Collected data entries
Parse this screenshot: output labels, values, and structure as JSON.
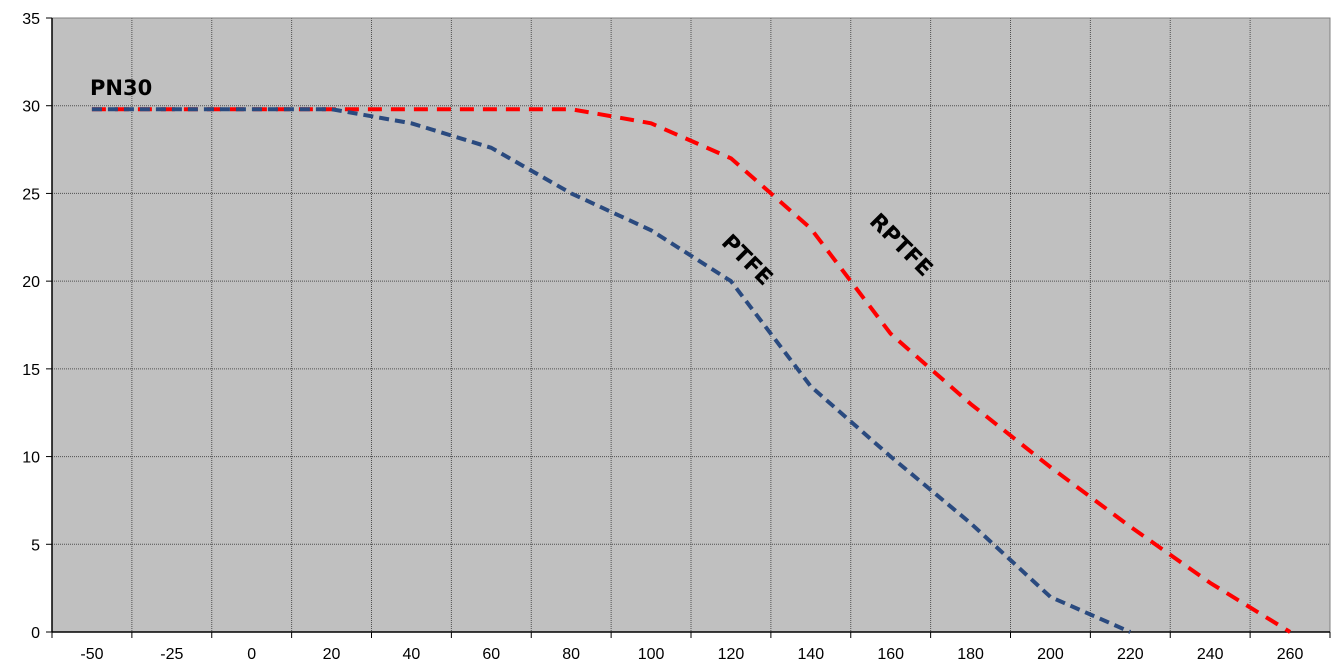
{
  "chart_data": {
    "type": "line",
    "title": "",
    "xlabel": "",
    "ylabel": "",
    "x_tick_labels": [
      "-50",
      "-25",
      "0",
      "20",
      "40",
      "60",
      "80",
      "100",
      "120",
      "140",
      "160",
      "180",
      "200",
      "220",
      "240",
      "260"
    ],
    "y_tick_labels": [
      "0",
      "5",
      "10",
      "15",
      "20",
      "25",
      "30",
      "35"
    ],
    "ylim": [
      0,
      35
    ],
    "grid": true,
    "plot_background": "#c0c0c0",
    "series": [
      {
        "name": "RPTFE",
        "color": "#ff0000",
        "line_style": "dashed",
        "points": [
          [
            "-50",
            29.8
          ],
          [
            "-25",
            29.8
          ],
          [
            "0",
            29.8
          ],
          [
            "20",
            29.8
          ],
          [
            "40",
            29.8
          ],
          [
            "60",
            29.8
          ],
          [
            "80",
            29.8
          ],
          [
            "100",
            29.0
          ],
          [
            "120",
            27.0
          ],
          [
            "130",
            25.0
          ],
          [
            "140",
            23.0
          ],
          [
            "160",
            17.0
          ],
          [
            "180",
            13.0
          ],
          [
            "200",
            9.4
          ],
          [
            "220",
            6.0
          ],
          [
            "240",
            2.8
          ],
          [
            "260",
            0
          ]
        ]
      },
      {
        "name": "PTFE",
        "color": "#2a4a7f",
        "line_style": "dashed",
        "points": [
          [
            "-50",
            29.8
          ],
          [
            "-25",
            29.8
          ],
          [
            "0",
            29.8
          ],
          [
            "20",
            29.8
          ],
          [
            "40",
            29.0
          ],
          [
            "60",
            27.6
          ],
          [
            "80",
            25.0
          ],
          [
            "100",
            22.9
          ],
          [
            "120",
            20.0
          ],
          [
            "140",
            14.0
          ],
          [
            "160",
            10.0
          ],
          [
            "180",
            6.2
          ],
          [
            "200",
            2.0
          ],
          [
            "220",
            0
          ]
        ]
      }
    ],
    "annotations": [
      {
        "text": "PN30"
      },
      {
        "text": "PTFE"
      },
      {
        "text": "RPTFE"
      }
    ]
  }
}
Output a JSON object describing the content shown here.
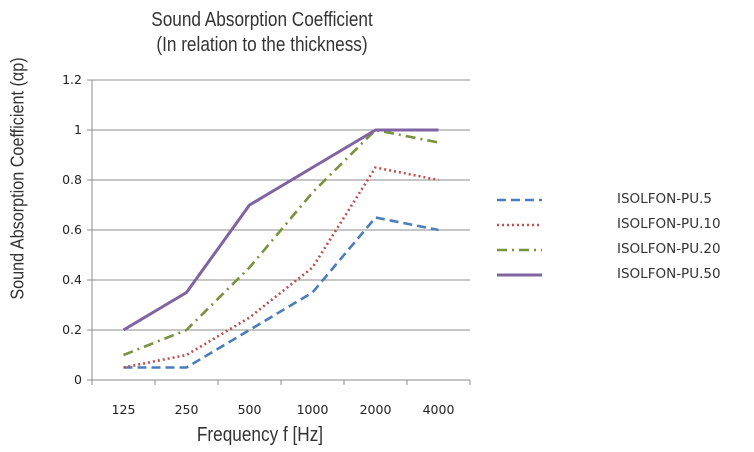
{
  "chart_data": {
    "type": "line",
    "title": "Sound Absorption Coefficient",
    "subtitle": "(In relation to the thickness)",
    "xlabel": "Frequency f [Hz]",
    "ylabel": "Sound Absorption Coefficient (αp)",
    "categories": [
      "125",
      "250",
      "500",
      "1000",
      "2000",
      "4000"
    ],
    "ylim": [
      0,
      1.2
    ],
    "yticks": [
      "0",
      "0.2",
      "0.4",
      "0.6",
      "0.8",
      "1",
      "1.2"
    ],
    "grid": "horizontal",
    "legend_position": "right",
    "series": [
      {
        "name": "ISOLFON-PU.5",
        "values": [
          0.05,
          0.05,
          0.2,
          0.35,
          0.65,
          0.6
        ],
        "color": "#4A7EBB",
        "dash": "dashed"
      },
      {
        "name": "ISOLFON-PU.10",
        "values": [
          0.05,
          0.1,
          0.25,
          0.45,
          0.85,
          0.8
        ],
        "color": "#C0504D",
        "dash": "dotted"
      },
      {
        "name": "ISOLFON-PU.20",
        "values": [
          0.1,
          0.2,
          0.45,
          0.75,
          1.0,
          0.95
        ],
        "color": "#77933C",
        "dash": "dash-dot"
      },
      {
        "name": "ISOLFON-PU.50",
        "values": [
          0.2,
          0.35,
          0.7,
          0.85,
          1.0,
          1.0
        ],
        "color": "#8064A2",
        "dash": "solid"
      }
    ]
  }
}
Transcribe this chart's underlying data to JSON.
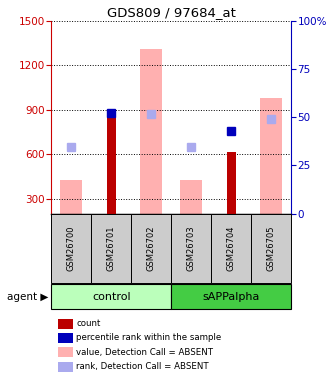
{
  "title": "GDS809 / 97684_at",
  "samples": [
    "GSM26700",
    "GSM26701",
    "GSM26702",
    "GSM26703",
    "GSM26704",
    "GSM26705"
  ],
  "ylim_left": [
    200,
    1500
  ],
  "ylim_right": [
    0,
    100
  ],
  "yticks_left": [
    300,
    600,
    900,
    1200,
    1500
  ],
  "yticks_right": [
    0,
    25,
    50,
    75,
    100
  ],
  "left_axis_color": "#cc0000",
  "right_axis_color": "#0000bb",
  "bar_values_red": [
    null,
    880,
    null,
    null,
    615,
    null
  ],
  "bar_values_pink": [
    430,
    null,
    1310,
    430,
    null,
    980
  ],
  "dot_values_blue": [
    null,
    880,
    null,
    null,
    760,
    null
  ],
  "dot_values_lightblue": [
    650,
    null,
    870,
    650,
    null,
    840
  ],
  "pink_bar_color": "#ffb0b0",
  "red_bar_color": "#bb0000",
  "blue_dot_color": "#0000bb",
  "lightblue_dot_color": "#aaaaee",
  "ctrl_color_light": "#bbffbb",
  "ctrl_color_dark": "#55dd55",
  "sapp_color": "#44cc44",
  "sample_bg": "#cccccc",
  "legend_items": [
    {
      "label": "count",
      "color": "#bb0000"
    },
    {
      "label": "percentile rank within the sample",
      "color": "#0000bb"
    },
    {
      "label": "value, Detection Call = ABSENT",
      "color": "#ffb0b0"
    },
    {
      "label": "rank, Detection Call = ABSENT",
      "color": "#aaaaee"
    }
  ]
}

• [Work to do] Report each line in the data that holds the word "Sound".

• [Answer to this exercise]
    "title": "Sound Absorption Coefficient",
    "ylabel": "Sound Absorption Coefficient (αp)",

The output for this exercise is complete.